To do.
Locate each line in the records containing "outer". Copy it.

Dataset rows.
□ □ □ □ □ □ □
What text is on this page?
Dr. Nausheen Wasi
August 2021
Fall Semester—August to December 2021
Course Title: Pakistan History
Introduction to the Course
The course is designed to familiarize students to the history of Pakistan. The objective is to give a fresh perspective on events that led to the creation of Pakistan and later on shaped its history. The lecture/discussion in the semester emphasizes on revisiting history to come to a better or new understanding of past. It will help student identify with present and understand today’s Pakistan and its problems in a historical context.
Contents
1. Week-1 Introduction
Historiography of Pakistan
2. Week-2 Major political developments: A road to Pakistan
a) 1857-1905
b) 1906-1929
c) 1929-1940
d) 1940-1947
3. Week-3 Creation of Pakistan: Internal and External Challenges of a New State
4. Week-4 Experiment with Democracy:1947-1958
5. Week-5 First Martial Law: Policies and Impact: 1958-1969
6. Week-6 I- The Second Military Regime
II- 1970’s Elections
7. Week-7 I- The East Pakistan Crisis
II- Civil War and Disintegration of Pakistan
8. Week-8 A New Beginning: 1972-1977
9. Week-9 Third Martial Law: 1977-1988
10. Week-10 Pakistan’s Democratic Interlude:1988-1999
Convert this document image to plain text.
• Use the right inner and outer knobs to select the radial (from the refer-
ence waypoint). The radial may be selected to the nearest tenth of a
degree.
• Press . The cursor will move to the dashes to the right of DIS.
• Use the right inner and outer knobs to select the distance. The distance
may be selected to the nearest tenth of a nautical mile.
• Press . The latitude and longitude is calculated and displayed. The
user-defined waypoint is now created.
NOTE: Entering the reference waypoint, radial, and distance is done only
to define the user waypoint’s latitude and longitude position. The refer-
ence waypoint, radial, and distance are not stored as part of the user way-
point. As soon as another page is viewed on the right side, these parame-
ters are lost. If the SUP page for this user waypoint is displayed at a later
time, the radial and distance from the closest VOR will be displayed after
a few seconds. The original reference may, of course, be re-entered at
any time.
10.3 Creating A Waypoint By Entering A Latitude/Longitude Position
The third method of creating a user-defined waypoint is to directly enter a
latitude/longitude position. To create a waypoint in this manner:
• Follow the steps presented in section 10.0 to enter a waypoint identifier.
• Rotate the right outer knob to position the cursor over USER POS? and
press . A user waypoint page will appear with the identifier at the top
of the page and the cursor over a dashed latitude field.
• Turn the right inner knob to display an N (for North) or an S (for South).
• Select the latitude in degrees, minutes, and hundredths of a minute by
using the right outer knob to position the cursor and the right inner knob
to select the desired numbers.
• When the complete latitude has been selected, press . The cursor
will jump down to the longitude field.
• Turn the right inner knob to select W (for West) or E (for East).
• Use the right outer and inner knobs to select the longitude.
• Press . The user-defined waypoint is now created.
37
□ □ □ □ □ □ □
Correct output.
• Use the right inner and outer knobs to select the radial (from the refer-
• Use the right inner and outer knobs to select the distance. The distance
• Rotate the right outer knob to position the cursor over USER POS? and
using the right outer knob to position the cursor and the right inner knob
• Use the right outer and inner knobs to select the longitude.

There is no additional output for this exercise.